**Given entries:**
:::

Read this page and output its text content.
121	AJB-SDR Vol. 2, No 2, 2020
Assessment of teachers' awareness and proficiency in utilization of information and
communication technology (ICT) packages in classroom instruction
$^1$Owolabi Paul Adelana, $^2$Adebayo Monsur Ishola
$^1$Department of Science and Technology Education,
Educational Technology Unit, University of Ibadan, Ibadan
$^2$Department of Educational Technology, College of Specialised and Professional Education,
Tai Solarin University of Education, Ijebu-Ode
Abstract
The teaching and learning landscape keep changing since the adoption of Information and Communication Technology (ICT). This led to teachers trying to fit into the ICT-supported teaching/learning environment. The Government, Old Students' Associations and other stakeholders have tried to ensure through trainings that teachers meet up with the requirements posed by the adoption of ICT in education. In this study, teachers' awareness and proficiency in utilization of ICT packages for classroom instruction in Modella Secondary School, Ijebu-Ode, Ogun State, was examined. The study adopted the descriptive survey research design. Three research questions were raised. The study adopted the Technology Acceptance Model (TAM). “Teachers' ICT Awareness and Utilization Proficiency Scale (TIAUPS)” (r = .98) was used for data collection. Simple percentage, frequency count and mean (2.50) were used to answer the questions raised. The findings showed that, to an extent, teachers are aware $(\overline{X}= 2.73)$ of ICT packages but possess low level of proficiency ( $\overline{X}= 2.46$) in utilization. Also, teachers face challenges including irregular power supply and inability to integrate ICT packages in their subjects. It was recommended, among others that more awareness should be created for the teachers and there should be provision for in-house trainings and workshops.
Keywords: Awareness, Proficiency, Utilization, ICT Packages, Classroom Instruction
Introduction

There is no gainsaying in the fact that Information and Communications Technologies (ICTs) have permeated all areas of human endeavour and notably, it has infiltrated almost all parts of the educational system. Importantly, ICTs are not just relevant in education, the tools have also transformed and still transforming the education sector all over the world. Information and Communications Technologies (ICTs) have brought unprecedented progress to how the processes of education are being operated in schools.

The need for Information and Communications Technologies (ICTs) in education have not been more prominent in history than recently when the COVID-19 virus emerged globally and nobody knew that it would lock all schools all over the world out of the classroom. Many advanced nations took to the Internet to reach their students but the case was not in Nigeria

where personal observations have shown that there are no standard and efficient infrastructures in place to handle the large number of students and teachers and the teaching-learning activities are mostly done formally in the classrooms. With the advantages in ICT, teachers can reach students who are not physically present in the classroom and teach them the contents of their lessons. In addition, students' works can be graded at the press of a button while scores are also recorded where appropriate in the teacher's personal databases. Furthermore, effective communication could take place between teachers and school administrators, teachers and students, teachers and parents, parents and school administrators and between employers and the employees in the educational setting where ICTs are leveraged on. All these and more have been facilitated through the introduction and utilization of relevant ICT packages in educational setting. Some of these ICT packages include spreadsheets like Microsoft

:::

**Your task:** Transcribe every entry word for word.

**Answer space:**
Read this page and output its text content.
121	AJB-SDR Vol. 2, No 2, 2020
Assessment of teachers' awareness and proficiency in utilization of information and
communication technology (ICT) packages in classroom instruction
$^1$Owolabi Paul Adelana, $^2$Adebayo Monsur Ishola
$^1$Department of Science and Technology Education,
Educational Technology Unit, University of Ibadan, Ibadan
$^2$Department of Educational Technology, College of Specialised and Professional Education,
Tai Solarin University of Education, Ijebu-Ode
Abstract
The teaching and learning landscape keep changing since the adoption of Information and Communication Technology (ICT). This led to teachers trying to fit into the ICT-supported teaching/learning environment. The Government, Old Students' Associations and other stakeholders have tried to ensure through trainings that teachers meet up with the requirements posed by the adoption of ICT in education. In this study, teachers' awareness and proficiency in utilization of ICT packages for classroom instruction in Modella Secondary School, Ijebu-Ode, Ogun State, was examined. The study adopted the descriptive survey research design. Three research questions were raised. The study adopted the Technology Acceptance Model (TAM). “Teachers' ICT Awareness and Utilization Proficiency Scale (TIAUPS)” (r = .98) was used for data collection. Simple percentage, frequency count and mean (2.50) were used to answer the questions raised. The findings showed that, to an extent, teachers are aware $(\overline{X}= 2.73)$ of ICT packages but possess low level of proficiency ( $\overline{X}= 2.46$) in utilization. Also, teachers face challenges including irregular power supply and inability to integrate ICT packages in their subjects. It was recommended, among others that more awareness should be created for the teachers and there should be provision for in-house trainings and workshops.
Keywords: Awareness, Proficiency, Utilization, ICT Packages, Classroom Instruction
Introduction

There is no gainsaying in the fact that Information and Communications Technologies (ICTs) have permeated all areas of human endeavour and notably, it has infiltrated almost all parts of the educational system. Importantly, ICTs are not just relevant in education, the tools have also transformed and still transforming the education sector all over the world. Information and Communications Technologies (ICTs) have brought unprecedented progress to how the processes of education are being operated in schools.

The need for Information and Communications Technologies (ICTs) in education have not been more prominent in history than recently when the COVID-19 virus emerged globally and nobody knew that it would lock all schools all over the world out of the classroom. Many advanced nations took to the Internet to reach their students but the case was not in Nigeria

where personal observations have shown that there are no standard and efficient infrastructures in place to handle the large number of students and teachers and the teaching-learning activities are mostly done formally in the classrooms. With the advantages in ICT, teachers can reach students who are not physically present in the classroom and teach them the contents of their lessons. In addition, students' works can be graded at the press of a button while scores are also recorded where appropriate in the teacher's personal databases. Furthermore, effective communication could take place between teachers and school administrators, teachers and students, teachers and parents, parents and school administrators and between employers and the employees in the educational setting where ICTs are leveraged on. All these and more have been facilitated through the introduction and utilization of relevant ICT packages in educational setting. Some of these ICT packages include spreadsheets like Microsoft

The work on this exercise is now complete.